───── DATA RECORDS ─────

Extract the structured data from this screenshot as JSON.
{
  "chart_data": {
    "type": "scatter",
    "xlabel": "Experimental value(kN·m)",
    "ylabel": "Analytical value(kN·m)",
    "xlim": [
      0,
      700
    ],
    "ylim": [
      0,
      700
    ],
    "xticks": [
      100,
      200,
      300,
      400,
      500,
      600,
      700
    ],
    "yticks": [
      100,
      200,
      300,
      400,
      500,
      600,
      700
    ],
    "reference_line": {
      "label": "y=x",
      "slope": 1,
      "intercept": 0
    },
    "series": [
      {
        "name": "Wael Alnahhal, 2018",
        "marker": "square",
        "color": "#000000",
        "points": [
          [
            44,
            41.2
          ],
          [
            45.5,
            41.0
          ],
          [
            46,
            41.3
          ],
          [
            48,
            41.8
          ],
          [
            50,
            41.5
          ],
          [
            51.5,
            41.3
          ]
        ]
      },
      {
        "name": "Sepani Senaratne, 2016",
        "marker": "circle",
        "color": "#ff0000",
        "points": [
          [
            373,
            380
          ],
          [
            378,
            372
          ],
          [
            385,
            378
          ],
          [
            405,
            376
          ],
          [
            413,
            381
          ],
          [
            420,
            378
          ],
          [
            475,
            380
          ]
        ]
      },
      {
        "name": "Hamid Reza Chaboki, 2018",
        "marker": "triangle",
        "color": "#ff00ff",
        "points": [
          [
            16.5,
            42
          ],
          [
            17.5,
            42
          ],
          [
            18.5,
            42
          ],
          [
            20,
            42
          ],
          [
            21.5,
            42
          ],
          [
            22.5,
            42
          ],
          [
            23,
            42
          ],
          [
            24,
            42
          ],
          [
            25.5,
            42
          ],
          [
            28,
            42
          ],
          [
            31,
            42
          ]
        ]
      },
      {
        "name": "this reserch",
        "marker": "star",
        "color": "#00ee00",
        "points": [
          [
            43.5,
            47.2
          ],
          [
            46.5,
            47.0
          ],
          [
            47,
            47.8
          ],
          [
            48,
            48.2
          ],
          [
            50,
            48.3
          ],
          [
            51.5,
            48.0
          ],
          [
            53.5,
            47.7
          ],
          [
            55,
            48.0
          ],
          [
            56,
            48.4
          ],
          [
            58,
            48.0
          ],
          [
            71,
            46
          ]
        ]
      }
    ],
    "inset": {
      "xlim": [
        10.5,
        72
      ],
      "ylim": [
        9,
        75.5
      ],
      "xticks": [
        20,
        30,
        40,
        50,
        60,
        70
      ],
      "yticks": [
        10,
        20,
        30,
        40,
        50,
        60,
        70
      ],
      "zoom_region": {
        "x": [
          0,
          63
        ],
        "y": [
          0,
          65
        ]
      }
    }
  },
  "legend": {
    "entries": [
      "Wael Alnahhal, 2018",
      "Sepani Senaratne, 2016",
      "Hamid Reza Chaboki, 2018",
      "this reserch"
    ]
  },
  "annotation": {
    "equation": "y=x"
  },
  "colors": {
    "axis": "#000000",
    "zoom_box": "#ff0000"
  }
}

─────

Exactly reproduce all of the entries.

→ TASK ANSWER
Extract the structured data from this screenshot as JSON.
{
  "chart_data": {
    "type": "scatter",
    "xlabel": "Experimental value(kN·m)",
    "ylabel": "Analytical value(kN·m)",
    "xlim": [
      0,
      700
    ],
    "ylim": [
      0,
      700
    ],
    "xticks": [
      100,
      200,
      300,
      400,
      500,
      600,
      700
    ],
    "yticks": [
      100,
      200,
      300,
      400,
      500,
      600,
      700
    ],
    "reference_line": {
      "label": "y=x",
      "slope": 1,
      "intercept": 0
    },
    "series": [
      {
        "name": "Wael Alnahhal, 2018",
        "marker": "square",
        "color": "#000000",
        "points": [
          [
            44,
            41.2
          ],
          [
            45.5,
            41.0
          ],
          [
            46,
            41.3
          ],
          [
            48,
            41.8
          ],
          [
            50,
            41.5
          ],
          [
            51.5,
            41.3
          ]
        ]
      },
      {
        "name": "Sepani Senaratne, 2016",
        "marker": "circle",
        "color": "#ff0000",
        "points": [
          [
            373,
            380
          ],
          [
            378,
            372
          ],
          [
            385,
            378
          ],
          [
            405,
            376
          ],
          [
            413,
            381
          ],
          [
            420,
            378
          ],
          [
            475,
            380
          ]
        ]
      },
      {
        "name": "Hamid Reza Chaboki, 2018",
        "marker": "triangle",
        "color": "#ff00ff",
        "points": [
          [
            16.5,
            42
          ],
          [
            17.5,
            42
          ],
          [
            18.5,
            42
          ],
          [
            20,
            42
          ],
          [
            21.5,
            42
          ],
          [
            22.5,
            42
          ],
          [
            23,
            42
          ],
          [
            24,
            42
          ],
          [
            25.5,
            42
          ],
          [
            28,
            42
          ],
          [
            31,
            42
          ]
        ]
      },
      {
        "name": "this reserch",
        "marker": "star",
        "color": "#00ee00",
        "points": [
          [
            43.5,
            47.2
          ],
          [
            46.5,
            47.0
          ],
          [
            47,
            47.8
          ],
          [
            48,
            48.2
          ],
          [
            50,
            48.3
          ],
          [
            51.5,
            48.0
          ],
          [
            53.5,
            47.7
          ],
          [
            55,
            48.0
          ],
          [
            56,
            48.4
          ],
          [
            58,
            48.0
          ],
          [
            71,
            46
          ]
        ]
      }
    ],
    "inset": {
      "xlim": [
        10.5,
        72
      ],
      "ylim": [
        9,
        75.5
      ],
      "xticks": [
        20,
        30,
        40,
        50,
        60,
        70
      ],
      "yticks": [
        10,
        20,
        30,
        40,
        50,
        60,
        70
      ],
      "zoom_region": {
        "x": [
          0,
          63
        ],
        "y": [
          0,
          65
        ]
      }
    }
  },
  "legend": {
    "entries": [
      "Wael Alnahhal, 2018",
      "Sepani Senaratne, 2016",
      "Hamid Reza Chaboki, 2018",
      "this reserch"
    ]
  },
  "annotation": {
    "equation": "y=x"
  },
  "colors": {
    "axis": "#000000",
    "zoom_box": "#ff0000"
  }
}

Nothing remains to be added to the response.